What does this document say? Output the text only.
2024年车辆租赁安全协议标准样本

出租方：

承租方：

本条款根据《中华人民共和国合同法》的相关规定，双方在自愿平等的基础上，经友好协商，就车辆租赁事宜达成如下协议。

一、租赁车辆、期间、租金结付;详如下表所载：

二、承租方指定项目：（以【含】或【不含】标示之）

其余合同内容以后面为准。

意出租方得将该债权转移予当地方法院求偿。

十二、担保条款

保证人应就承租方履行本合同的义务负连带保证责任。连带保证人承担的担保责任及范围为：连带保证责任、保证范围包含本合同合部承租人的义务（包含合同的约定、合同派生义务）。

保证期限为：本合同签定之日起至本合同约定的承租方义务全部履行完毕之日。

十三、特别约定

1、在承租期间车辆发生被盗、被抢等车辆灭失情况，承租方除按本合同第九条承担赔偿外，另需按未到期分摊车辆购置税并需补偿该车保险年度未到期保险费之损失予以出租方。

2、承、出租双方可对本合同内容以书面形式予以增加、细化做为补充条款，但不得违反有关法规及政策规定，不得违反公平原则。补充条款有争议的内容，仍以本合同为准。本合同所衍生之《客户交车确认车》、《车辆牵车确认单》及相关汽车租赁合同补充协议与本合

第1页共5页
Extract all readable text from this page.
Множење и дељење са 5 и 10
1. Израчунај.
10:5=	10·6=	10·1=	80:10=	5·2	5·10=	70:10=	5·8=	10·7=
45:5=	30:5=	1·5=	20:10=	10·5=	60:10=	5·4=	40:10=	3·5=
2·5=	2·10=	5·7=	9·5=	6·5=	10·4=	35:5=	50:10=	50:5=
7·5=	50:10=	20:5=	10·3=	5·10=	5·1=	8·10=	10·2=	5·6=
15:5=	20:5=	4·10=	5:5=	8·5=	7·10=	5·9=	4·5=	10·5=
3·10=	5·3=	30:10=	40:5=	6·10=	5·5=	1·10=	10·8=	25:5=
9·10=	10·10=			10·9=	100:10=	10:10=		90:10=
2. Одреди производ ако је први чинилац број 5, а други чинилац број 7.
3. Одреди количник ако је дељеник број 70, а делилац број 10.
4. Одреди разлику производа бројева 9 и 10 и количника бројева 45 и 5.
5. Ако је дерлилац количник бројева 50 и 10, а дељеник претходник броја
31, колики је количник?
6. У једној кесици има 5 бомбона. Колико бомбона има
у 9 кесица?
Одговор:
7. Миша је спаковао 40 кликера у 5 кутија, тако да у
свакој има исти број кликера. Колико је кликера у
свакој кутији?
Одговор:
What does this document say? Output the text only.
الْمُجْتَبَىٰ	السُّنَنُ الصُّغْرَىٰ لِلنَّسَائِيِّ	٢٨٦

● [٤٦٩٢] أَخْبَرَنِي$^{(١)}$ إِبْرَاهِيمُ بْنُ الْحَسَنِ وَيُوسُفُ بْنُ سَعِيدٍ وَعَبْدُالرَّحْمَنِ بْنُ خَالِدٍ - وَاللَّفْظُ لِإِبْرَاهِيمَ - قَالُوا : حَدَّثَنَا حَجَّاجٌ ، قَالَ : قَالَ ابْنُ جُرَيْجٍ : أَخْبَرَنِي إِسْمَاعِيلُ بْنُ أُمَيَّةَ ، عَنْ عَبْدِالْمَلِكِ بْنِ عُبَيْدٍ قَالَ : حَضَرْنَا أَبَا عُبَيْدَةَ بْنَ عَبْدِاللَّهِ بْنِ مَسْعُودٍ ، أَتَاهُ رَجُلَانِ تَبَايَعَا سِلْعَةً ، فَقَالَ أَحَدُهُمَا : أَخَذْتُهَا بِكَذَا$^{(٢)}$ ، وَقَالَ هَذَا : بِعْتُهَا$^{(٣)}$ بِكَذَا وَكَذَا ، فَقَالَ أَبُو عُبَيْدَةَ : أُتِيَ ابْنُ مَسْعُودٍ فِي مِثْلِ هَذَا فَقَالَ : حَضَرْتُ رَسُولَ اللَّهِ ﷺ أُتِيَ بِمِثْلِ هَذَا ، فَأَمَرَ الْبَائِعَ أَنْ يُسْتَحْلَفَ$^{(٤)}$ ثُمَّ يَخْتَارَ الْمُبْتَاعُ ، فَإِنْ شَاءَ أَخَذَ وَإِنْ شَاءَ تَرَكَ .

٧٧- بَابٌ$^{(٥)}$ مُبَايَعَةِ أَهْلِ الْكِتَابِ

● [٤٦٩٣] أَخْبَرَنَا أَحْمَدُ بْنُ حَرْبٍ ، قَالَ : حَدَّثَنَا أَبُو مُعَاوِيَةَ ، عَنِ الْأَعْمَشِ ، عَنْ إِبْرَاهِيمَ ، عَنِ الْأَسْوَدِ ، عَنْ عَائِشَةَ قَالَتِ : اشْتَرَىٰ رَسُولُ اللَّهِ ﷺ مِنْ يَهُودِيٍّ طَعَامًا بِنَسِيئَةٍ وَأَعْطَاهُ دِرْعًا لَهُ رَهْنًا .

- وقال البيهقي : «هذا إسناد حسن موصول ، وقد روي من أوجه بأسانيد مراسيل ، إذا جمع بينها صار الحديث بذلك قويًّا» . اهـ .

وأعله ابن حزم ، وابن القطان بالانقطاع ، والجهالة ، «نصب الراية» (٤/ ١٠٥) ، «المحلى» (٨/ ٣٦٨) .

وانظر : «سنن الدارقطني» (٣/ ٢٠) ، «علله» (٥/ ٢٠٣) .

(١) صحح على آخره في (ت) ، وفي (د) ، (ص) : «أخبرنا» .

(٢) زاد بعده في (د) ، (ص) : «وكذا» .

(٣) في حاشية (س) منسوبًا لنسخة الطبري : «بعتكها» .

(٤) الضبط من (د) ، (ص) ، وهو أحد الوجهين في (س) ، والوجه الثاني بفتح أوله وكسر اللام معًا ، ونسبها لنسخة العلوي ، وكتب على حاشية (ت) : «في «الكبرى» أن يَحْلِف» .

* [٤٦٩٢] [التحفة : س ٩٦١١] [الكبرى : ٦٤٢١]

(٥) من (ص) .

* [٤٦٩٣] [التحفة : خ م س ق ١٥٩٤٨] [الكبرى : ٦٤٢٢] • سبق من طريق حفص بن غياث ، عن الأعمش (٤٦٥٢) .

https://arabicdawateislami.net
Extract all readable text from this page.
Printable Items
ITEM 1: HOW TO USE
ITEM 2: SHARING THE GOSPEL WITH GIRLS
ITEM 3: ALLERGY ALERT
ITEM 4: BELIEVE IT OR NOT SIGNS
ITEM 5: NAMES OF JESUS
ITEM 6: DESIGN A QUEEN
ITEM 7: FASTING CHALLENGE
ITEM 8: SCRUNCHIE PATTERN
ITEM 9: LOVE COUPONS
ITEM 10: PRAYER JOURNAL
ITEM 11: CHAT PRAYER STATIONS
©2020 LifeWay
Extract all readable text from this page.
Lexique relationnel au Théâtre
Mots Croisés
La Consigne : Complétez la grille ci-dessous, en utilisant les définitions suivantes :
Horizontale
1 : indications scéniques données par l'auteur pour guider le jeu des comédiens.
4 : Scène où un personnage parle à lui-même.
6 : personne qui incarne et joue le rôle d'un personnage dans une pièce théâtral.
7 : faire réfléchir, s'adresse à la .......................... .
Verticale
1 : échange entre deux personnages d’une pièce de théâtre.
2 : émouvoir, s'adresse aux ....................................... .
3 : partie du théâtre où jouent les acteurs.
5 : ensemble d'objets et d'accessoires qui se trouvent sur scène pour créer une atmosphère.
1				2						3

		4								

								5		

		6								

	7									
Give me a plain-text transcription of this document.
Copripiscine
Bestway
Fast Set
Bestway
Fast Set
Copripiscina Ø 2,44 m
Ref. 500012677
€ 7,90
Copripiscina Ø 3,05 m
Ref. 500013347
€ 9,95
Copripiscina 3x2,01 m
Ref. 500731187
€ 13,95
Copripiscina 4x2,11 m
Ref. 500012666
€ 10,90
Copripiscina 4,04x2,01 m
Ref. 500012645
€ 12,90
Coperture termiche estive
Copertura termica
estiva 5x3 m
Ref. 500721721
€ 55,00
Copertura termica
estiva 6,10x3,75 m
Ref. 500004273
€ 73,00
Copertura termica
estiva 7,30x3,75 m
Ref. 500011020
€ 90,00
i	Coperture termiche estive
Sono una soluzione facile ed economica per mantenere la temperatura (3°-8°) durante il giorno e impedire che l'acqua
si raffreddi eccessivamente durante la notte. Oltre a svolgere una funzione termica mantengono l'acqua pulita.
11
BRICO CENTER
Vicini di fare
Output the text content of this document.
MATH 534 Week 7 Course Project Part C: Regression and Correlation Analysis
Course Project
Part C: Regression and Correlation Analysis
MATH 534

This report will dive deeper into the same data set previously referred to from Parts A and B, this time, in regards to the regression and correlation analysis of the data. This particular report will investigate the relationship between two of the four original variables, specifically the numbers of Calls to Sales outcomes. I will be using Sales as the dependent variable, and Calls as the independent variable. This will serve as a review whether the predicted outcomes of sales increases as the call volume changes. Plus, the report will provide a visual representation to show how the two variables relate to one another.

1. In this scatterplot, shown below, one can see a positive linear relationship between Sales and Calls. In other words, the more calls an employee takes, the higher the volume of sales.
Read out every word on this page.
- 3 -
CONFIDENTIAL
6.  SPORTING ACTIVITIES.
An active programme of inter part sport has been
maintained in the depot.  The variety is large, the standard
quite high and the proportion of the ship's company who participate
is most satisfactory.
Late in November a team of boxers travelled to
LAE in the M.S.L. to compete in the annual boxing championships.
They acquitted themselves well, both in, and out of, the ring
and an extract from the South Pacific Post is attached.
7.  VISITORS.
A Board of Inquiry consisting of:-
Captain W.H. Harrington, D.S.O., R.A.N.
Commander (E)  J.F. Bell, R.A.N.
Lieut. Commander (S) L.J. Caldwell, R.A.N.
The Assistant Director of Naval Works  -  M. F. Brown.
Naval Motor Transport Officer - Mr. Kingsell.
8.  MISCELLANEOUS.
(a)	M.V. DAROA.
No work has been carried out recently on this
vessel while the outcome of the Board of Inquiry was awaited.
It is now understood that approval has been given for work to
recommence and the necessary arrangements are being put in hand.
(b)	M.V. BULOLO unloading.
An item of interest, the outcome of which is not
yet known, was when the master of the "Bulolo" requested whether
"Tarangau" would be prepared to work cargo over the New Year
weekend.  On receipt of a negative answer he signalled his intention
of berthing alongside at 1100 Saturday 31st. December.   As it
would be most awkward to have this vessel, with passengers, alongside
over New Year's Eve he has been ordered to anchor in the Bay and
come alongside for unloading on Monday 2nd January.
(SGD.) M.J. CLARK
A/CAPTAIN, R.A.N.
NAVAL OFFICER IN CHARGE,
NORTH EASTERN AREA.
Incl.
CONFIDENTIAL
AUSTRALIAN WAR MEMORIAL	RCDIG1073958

================================

**Exercise:**
Among the lines of the material, find those that hold the word "Board" and copy them.

**Output of the exercise:**
A Board of Inquiry consisting of:-
vessel while the outcome of the Board of Inquiry was awaited.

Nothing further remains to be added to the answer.